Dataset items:
______
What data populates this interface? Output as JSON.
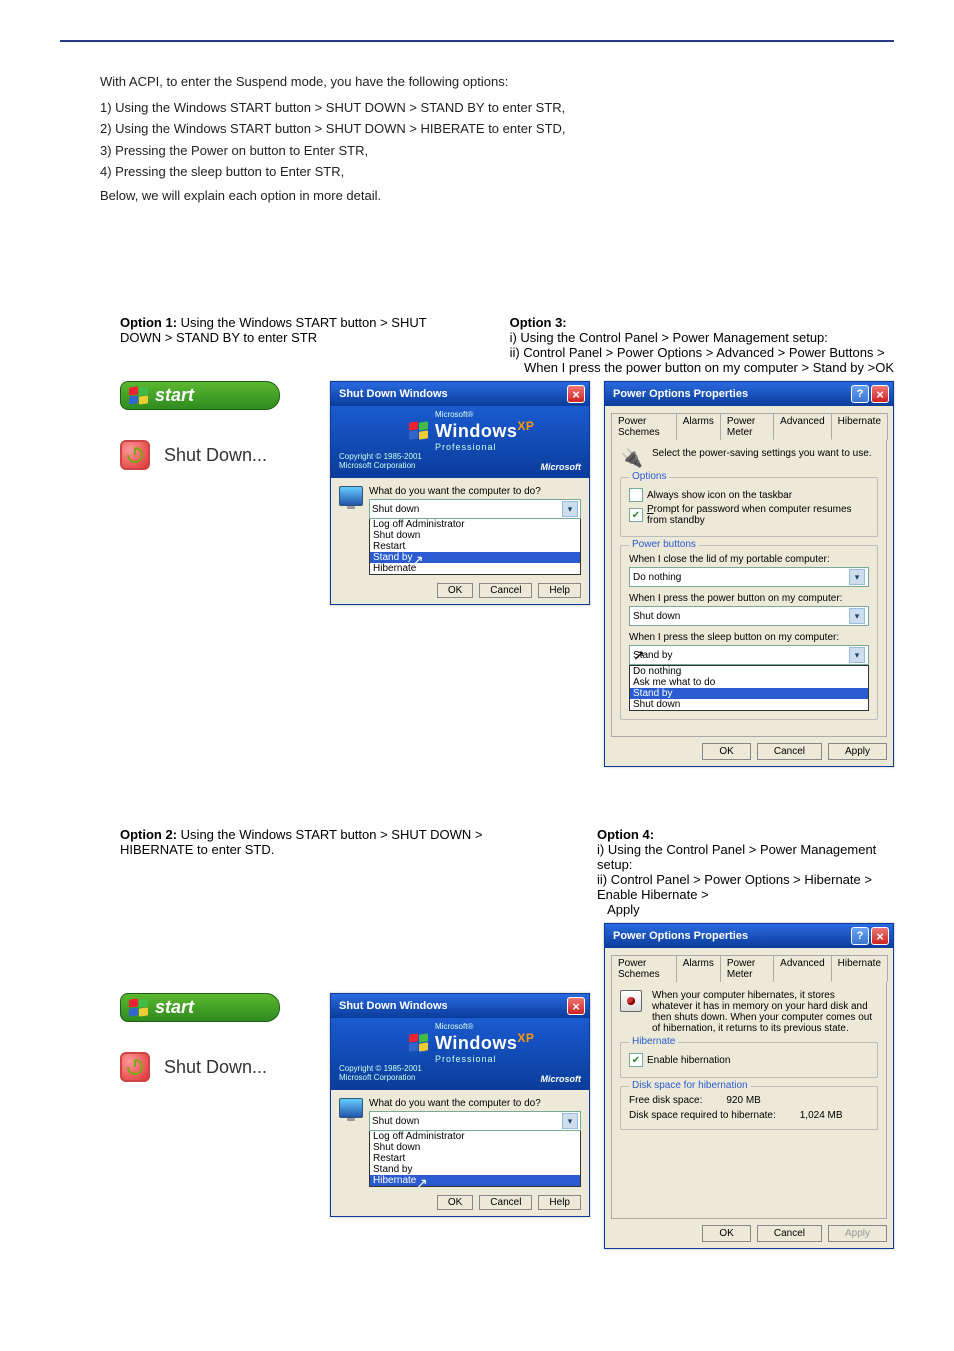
{
  "intro": {
    "l1": "With ACPI, to enter the Suspend mode, you have the following options:",
    "i1": "1) Using the Windows START button > SHUT DOWN > STAND BY to enter STR,",
    "i2": "2) Using the Windows START button > SHUT DOWN > HIBERATE to enter STD,",
    "i3": "3) Pressing the Power on button to Enter STR,",
    "i4": "4) Pressing the sleep button to Enter STR,",
    "l2": "Below, we will explain each option in more detail."
  },
  "opt1": {
    "title": "Option 1:",
    "desc": "Using the Windows START button > SHUT DOWN > STAND BY to enter STR"
  },
  "start_label": "start",
  "shutdown_label": "Shut Down...",
  "shutdown_dialog": {
    "title": "Shut Down Windows",
    "copyright": "Copyright © 1985-2001\nMicrosoft Corporation",
    "ms": "Microsoft",
    "brand_small": "Microsoft®",
    "brand_big": "Windows",
    "brand_xp": "XP",
    "brand_prof": "Professional",
    "question": "What do you want the computer to do?",
    "selected": "Shut down",
    "list": [
      "Log off Administrator",
      "Shut down",
      "Restart",
      "Stand by",
      "Hibernate"
    ],
    "hi_standby_index": 3,
    "hi_hibernate_index": 4,
    "btn_ok": "OK",
    "btn_cancel": "Cancel",
    "btn_help": "Help"
  },
  "opt3": {
    "title": "Option 3:",
    "line1": "i) Using the Control Panel > Power Management setup:",
    "line2": "ii) Control Panel > Power Options > Advanced > Power Buttons >",
    "line3": "    When I press the power button on my computer > Stand by >OK"
  },
  "power_adv": {
    "title": "Power Options Properties",
    "tabs": [
      "Power Schemes",
      "Alarms",
      "Power Meter",
      "Advanced",
      "Hibernate"
    ],
    "active_tab": "Advanced",
    "desc": "Select the power-saving settings you want to use.",
    "group_options": "Options",
    "opt_taskbar": "Always show icon on the taskbar",
    "opt_prompt": "Prompt for password when computer resumes from standby",
    "group_power": "Power buttons",
    "q_lid": "When I close the lid of my portable computer:",
    "v_lid": "Do nothing",
    "q_power": "When I press the power button on my computer:",
    "v_power": "Shut down",
    "q_sleep": "When I press the sleep button on my computer:",
    "v_sleep": "Stand by",
    "sleep_options": [
      "Do nothing",
      "Ask me what to do",
      "Stand by",
      "Shut down"
    ],
    "btn_ok": "OK",
    "btn_cancel": "Cancel",
    "btn_apply": "Apply"
  },
  "opt2": {
    "title": "Option 2:",
    "desc": "Using the Windows START button > SHUT DOWN > HIBERNATE to enter STD."
  },
  "opt4": {
    "title": "Option 4:",
    "line1": "i) Using the Control Panel > Power Management setup:",
    "line2": "ii) Control Panel > Power Options > Hibernate > Enable Hibernate >",
    "line3": "   Apply"
  },
  "power_hib": {
    "title": "Power Options Properties",
    "tabs": [
      "Power Schemes",
      "Alarms",
      "Power Meter",
      "Advanced",
      "Hibernate"
    ],
    "active_tab": "Hibernate",
    "desc": "When your computer hibernates, it stores whatever it has in memory on your hard disk and then shuts down. When your computer comes out of hibernation, it returns to its previous state.",
    "group_hib": "Hibernate",
    "enable": "Enable hibernation",
    "group_disk": "Disk space for hibernation",
    "free_label": "Free disk space:",
    "free_val": "920 MB",
    "req_label": "Disk space required to hibernate:",
    "req_val": "1,024 MB",
    "btn_ok": "OK",
    "btn_cancel": "Cancel",
    "btn_apply": "Apply"
  }
}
______
Task objective: Pictures stay out of the copy; please restate every record above exactly.

Solution to this task:
What data populates this interface? Output as JSON.
{
  "intro": {
    "l1": "With ACPI, to enter the Suspend mode, you have the following options:",
    "i1": "1) Using the Windows START button > SHUT DOWN > STAND BY to enter STR,",
    "i2": "2) Using the Windows START button > SHUT DOWN > HIBERATE to enter STD,",
    "i3": "3) Pressing the Power on button to Enter STR,",
    "i4": "4) Pressing the sleep button to Enter STR,",
    "l2": "Below, we will explain each option in more detail."
  },
  "opt1": {
    "title": "Option 1:",
    "desc": "Using the Windows START button > SHUT DOWN > STAND BY to enter STR"
  },
  "start_label": "start",
  "shutdown_label": "Shut Down...",
  "shutdown_dialog": {
    "title": "Shut Down Windows",
    "copyright": "Copyright © 1985-2001\nMicrosoft Corporation",
    "ms": "Microsoft",
    "brand_small": "Microsoft®",
    "brand_big": "Windows",
    "brand_xp": "XP",
    "brand_prof": "Professional",
    "question": "What do you want the computer to do?",
    "selected": "Shut down",
    "list": [
      "Log off Administrator",
      "Shut down",
      "Restart",
      "Stand by",
      "Hibernate"
    ],
    "hi_standby_index": 3,
    "hi_hibernate_index": 4,
    "btn_ok": "OK",
    "btn_cancel": "Cancel",
    "btn_help": "Help"
  },
  "opt3": {
    "title": "Option 3:",
    "line1": "i) Using the Control Panel > Power Management setup:",
    "line2": "ii) Control Panel > Power Options > Advanced > Power Buttons >",
    "line3": "    When I press the power button on my computer > Stand by >OK"
  },
  "power_adv": {
    "title": "Power Options Properties",
    "tabs": [
      "Power Schemes",
      "Alarms",
      "Power Meter",
      "Advanced",
      "Hibernate"
    ],
    "active_tab": "Advanced",
    "desc": "Select the power-saving settings you want to use.",
    "group_options": "Options",
    "opt_taskbar": "Always show icon on the taskbar",
    "opt_prompt": "Prompt for password when computer resumes from standby",
    "group_power": "Power buttons",
    "q_lid": "When I close the lid of my portable computer:",
    "v_lid": "Do nothing",
    "q_power": "When I press the power button on my computer:",
    "v_power": "Shut down",
    "q_sleep": "When I press the sleep button on my computer:",
    "v_sleep": "Stand by",
    "sleep_options": [
      "Do nothing",
      "Ask me what to do",
      "Stand by",
      "Shut down"
    ],
    "btn_ok": "OK",
    "btn_cancel": "Cancel",
    "btn_apply": "Apply"
  },
  "opt2": {
    "title": "Option 2:",
    "desc": "Using the Windows START button > SHUT DOWN > HIBERNATE to enter STD."
  },
  "opt4": {
    "title": "Option 4:",
    "line1": "i) Using the Control Panel > Power Management setup:",
    "line2": "ii) Control Panel > Power Options > Hibernate > Enable Hibernate >",
    "line3": "   Apply"
  },
  "power_hib": {
    "title": "Power Options Properties",
    "tabs": [
      "Power Schemes",
      "Alarms",
      "Power Meter",
      "Advanced",
      "Hibernate"
    ],
    "active_tab": "Hibernate",
    "desc": "When your computer hibernates, it stores whatever it has in memory on your hard disk and then shuts down. When your computer comes out of hibernation, it returns to its previous state.",
    "group_hib": "Hibernate",
    "enable": "Enable hibernation",
    "group_disk": "Disk space for hibernation",
    "free_label": "Free disk space:",
    "free_val": "920 MB",
    "req_label": "Disk space required to hibernate:",
    "req_val": "1,024 MB",
    "btn_ok": "OK",
    "btn_cancel": "Cancel",
    "btn_apply": "Apply"
  }
}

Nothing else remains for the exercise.